Material for the task:
****

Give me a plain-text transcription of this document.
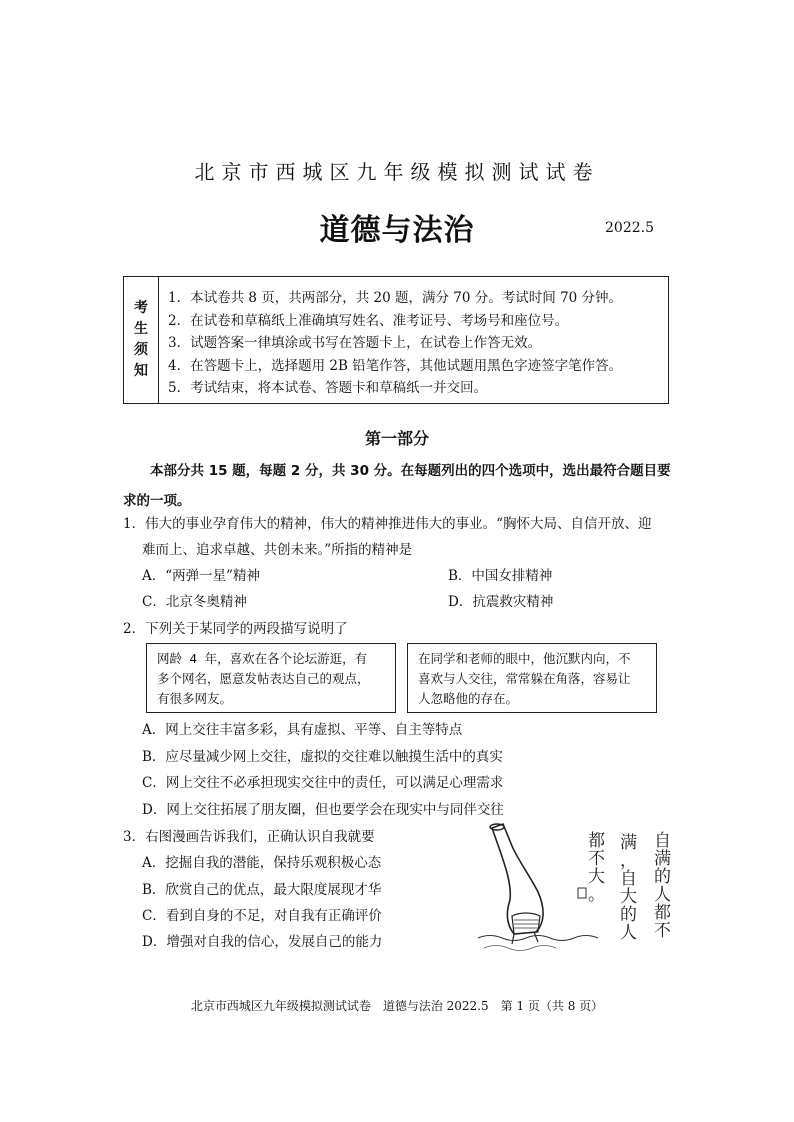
北京市西城区九年级模拟测试试卷
道德与法治	2022.5
考
生
须
知
1．本试卷共 8 页，共两部分，共 20 题，满分 70 分。考试时间 70 分钟。
2．在试卷和草稿纸上准确填写姓名、准考证号、考场号和座位号。
3．试题答案一律填涂或书写在答题卡上，在试卷上作答无效。
4．在答题卡上，选择题用 2B 铅笔作答，其他试题用黑色字迹签字笔作答。
5．考试结束，将本试卷、答题卡和草稿纸一并交回。
第一部分
本部分共 15 题，每题 2 分，共 30 分。在每题列出的四个选项中，选出最符合题目要求的一项。
1．伟大的事业孕育伟大的精神，伟大的精神推进伟大的事业。“胸怀大局、自信开放、迎
难而上、追求卓越、共创未来。”所指的精神是
A．“两弹一星”精神	B．中国女排精神
C．北京冬奥精神	D．抗震救灾精神
2．下列关于某同学的两段描写说明了
网龄 4 年，喜欢在各个论坛游逛，有
多个网名，愿意发帖表达自己的观点，
有很多网友。
在同学和老师的眼中，他沉默内向，不
喜欢与人交往，常常躲在角落，容易让
人忽略他的存在。
A．网上交往丰富多彩，具有虚拟、平等、自主等特点
B．应尽量减少网上交往，虚拟的交往难以触摸生活中的真实
C．网上交往不必承担现实交往中的责任，可以满足心理需求
D．网上交往拓展了朋友圈，但也要学会在现实中与同伴交往
3．右图漫画告诉我们，正确认识自我就要
A．挖掘自我的潜能，保持乐观积极心态
B．欣赏自己的优点，最大限度展现才华
C．看到自身的不足，对自我有正确评价
D．增强对自我的信心，发展自己的能力
自满的人都不
满，自大的人
都不大。
北京市西城区九年级模拟测试试卷　道德与法治 2022.5　第 1 页（共 8 页）
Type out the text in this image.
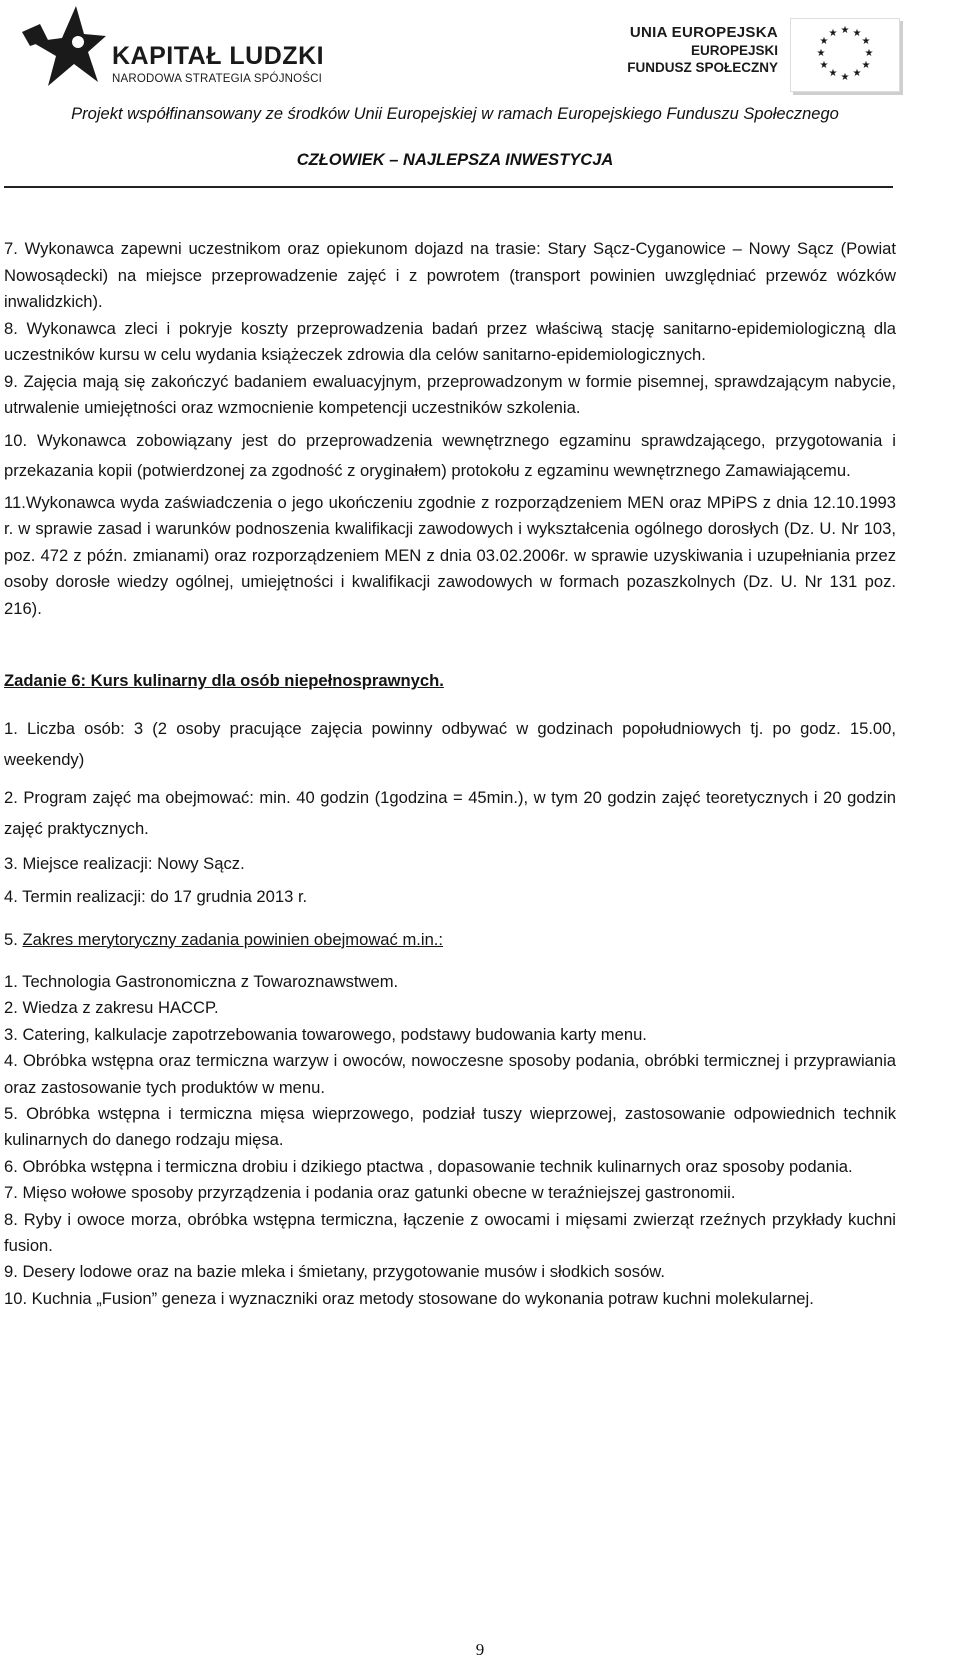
KAPITAŁ LUDZKI
NARODOWA STRATEGIA SPÓJNOŚCI
UNIA EUROPEJSKA
EUROPEJSKI
FUNDUSZ SPOŁECZNY
★ ★
★
★
★
★
★
★
★
★
★
★
Projekt współfinansowany ze środków Unii Europejskiej w ramach Europejskiego Funduszu Społecznego
CZŁOWIEK – NAJLEPSZA INWESTYCJA

7. Wykonawca zapewni uczestnikom oraz opiekunom dojazd na trasie: Stary Sącz-Cyganowice – Nowy Sącz (Powiat Nowosądecki) na miejsce przeprowadzenie zajęć i z powrotem (transport powinien uwzględniać przewóz wózków inwalidzkich).

8. Wykonawca zleci i pokryje koszty przeprowadzenia badań przez właściwą stację sanitarno-epidemiologiczną dla uczestników kursu w celu wydania książeczek zdrowia dla celów sanitarno-epidemiologicznych.

9. Zajęcia mają się zakończyć badaniem ewaluacyjnym, przeprowadzonym w formie pisemnej, sprawdzającym nabycie, utrwalenie umiejętności oraz wzmocnienie kompetencji uczestników szkolenia.

10. Wykonawca zobowiązany jest do przeprowadzenia wewnętrznego egzaminu sprawdzającego, przygotowania i przekazania kopii (potwierdzonej za zgodność z oryginałem) protokołu z egzaminu wewnętrznego Zamawiającemu.

11.Wykonawca wyda zaświadczenia o jego ukończeniu zgodnie z rozporządzeniem MEN oraz MPiPS z dnia 12.10.1993 r. w sprawie zasad i warunków podnoszenia kwalifikacji zawodowych i wykształcenia ogólnego dorosłych (Dz. U. Nr 103, poz. 472 z późn. zmianami) oraz rozporządzeniem MEN z dnia 03.02.2006r. w sprawie uzyskiwania i uzupełniania przez osoby dorosłe wiedzy ogólnej, umiejętności i kwalifikacji zawodowych w formach pozaszkolnych (Dz. U. Nr 131 poz. 216).

Zadanie 6: Kurs kulinarny dla osób niepełnosprawnych.

1. Liczba osób: 3 (2 osoby pracujące zajęcia powinny odbywać w godzinach popołudniowych tj. po godz. 15.00, weekendy)

2. Program zajęć ma obejmować: min. 40 godzin (1godzina = 45min.), w tym 20 godzin zajęć teoretycznych i 20 godzin zajęć praktycznych.

3. Miejsce realizacji: Nowy Sącz.

4. Termin realizacji: do 17 grudnia 2013 r.

5. Zakres merytoryczny zadania powinien obejmować m.in.:

1. Technologia Gastronomiczna z Towaroznawstwem.

2. Wiedza z zakresu HACCP.

3. Catering, kalkulacje zapotrzebowania towarowego, podstawy budowania karty menu.

4. Obróbka wstępna oraz termiczna warzyw i owoców, nowoczesne sposoby podania, obróbki termicznej i przyprawiania oraz zastosowanie tych produktów w menu.

5. Obróbka wstępna i termiczna mięsa wieprzowego, podział tuszy wieprzowej, zastosowanie odpowiednich technik kulinarnych do danego rodzaju mięsa.

6. Obróbka wstępna i termiczna drobiu i dzikiego ptactwa , dopasowanie technik kulinarnych oraz sposoby podania.

7. Mięso wołowe sposoby przyrządzenia i podania oraz gatunki obecne w teraźniejszej gastronomii.

8. Ryby i owoce morza, obróbka wstępna termiczna, łączenie z owocami i mięsami zwierząt rzeźnych przykłady kuchni fusion.

9. Desery lodowe oraz na bazie mleka i śmietany, przygotowanie musów i słodkich sosów.

10. Kuchnia „Fusion” geneza i wyznaczniki oraz metody stosowane do wykonania potraw kuchni molekularnej.

9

****

Omit every picture, then repeat the remaining data exactly as it appears above.

Output of the exercise:
Give me a plain-text transcription of this document.
北京市西城区九年级模拟测试试卷
道德与法治	2022.5
考
生
须
知
1．本试卷共 8 页，共两部分，共 20 题，满分 70 分。考试时间 70 分钟。
2．在试卷和草稿纸上准确填写姓名、准考证号、考场号和座位号。
3．试题答案一律填涂或书写在答题卡上，在试卷上作答无效。
4．在答题卡上，选择题用 2B 铅笔作答，其他试题用黑色字迹签字笔作答。
5．考试结束，将本试卷、答题卡和草稿纸一并交回。
第一部分
本部分共 15 题，每题 2 分，共 30 分。在每题列出的四个选项中，选出最符合题目要求的一项。
1．伟大的事业孕育伟大的精神，伟大的精神推进伟大的事业。“胸怀大局、自信开放、迎
难而上、追求卓越、共创未来。”所指的精神是
A．“两弹一星”精神	B．中国女排精神
C．北京冬奥精神	D．抗震救灾精神
2．下列关于某同学的两段描写说明了
网龄 4 年，喜欢在各个论坛游逛，有
多个网名，愿意发帖表达自己的观点，
有很多网友。
在同学和老师的眼中，他沉默内向，不
喜欢与人交往，常常躲在角落，容易让
人忽略他的存在。
A．网上交往丰富多彩，具有虚拟、平等、自主等特点
B．应尽量减少网上交往，虚拟的交往难以触摸生活中的真实
C．网上交往不必承担现实交往中的责任，可以满足心理需求
D．网上交往拓展了朋友圈，但也要学会在现实中与同伴交往
3．右图漫画告诉我们，正确认识自我就要
A．挖掘自我的潜能，保持乐观积极心态
B．欣赏自己的优点，最大限度展现才华
C．看到自身的不足，对自我有正确评价
D．增强对自我的信心，发展自己的能力
自满的人都不
满，自大的人
都不大。
北京市西城区九年级模拟测试试卷　道德与法治 2022.5　第 1 页（共 8 页）
Type out the text in this image.
KAPITAŁ LUDZKI
NARODOWA STRATEGIA SPÓJNOŚCI
UNIA EUROPEJSKA
EUROPEJSKI
FUNDUSZ SPOŁECZNY
★ ★
★
★
★
★
★
★
★
★
★
★
Projekt współfinansowany ze środków Unii Europejskiej w ramach Europejskiego Funduszu Społecznego
CZŁOWIEK – NAJLEPSZA INWESTYCJA

7. Wykonawca zapewni uczestnikom oraz opiekunom dojazd na trasie: Stary Sącz-Cyganowice – Nowy Sącz (Powiat Nowosądecki) na miejsce przeprowadzenie zajęć i z powrotem (transport powinien uwzględniać przewóz wózków inwalidzkich).

8. Wykonawca zleci i pokryje koszty przeprowadzenia badań przez właściwą stację sanitarno-epidemiologiczną dla uczestników kursu w celu wydania książeczek zdrowia dla celów sanitarno-epidemiologicznych.

9. Zajęcia mają się zakończyć badaniem ewaluacyjnym, przeprowadzonym w formie pisemnej, sprawdzającym nabycie, utrwalenie umiejętności oraz wzmocnienie kompetencji uczestników szkolenia.

10. Wykonawca zobowiązany jest do przeprowadzenia wewnętrznego egzaminu sprawdzającego, przygotowania i przekazania kopii (potwierdzonej za zgodność z oryginałem) protokołu z egzaminu wewnętrznego Zamawiającemu.

11.Wykonawca wyda zaświadczenia o jego ukończeniu zgodnie z rozporządzeniem MEN oraz MPiPS z dnia 12.10.1993 r. w sprawie zasad i warunków podnoszenia kwalifikacji zawodowych i wykształcenia ogólnego dorosłych (Dz. U. Nr 103, poz. 472 z późn. zmianami) oraz rozporządzeniem MEN z dnia 03.02.2006r. w sprawie uzyskiwania i uzupełniania przez osoby dorosłe wiedzy ogólnej, umiejętności i kwalifikacji zawodowych w formach pozaszkolnych (Dz. U. Nr 131 poz. 216).

Zadanie 6: Kurs kulinarny dla osób niepełnosprawnych.

1. Liczba osób: 3 (2 osoby pracujące zajęcia powinny odbywać w godzinach popołudniowych tj. po godz. 15.00, weekendy)

2. Program zajęć ma obejmować: min. 40 godzin (1godzina = 45min.), w tym 20 godzin zajęć teoretycznych i 20 godzin zajęć praktycznych.

3. Miejsce realizacji: Nowy Sącz.

4. Termin realizacji: do 17 grudnia 2013 r.

5. Zakres merytoryczny zadania powinien obejmować m.in.:

1. Technologia Gastronomiczna z Towaroznawstwem.

2. Wiedza z zakresu HACCP.

3. Catering, kalkulacje zapotrzebowania towarowego, podstawy budowania karty menu.

4. Obróbka wstępna oraz termiczna warzyw i owoców, nowoczesne sposoby podania, obróbki termicznej i przyprawiania oraz zastosowanie tych produktów w menu.

5. Obróbka wstępna i termiczna mięsa wieprzowego, podział tuszy wieprzowej, zastosowanie odpowiednich technik kulinarnych do danego rodzaju mięsa.

6. Obróbka wstępna i termiczna drobiu i dzikiego ptactwa , dopasowanie technik kulinarnych oraz sposoby podania.

7. Mięso wołowe sposoby przyrządzenia i podania oraz gatunki obecne w teraźniejszej gastronomii.

8. Ryby i owoce morza, obróbka wstępna termiczna, łączenie z owocami i mięsami zwierząt rzeźnych przykłady kuchni fusion.

9. Desery lodowe oraz na bazie mleka i śmietany, przygotowanie musów i słodkich sosów.

10. Kuchnia „Fusion” geneza i wyznaczniki oraz metody stosowane do wykonania potraw kuchni molekularnej.

9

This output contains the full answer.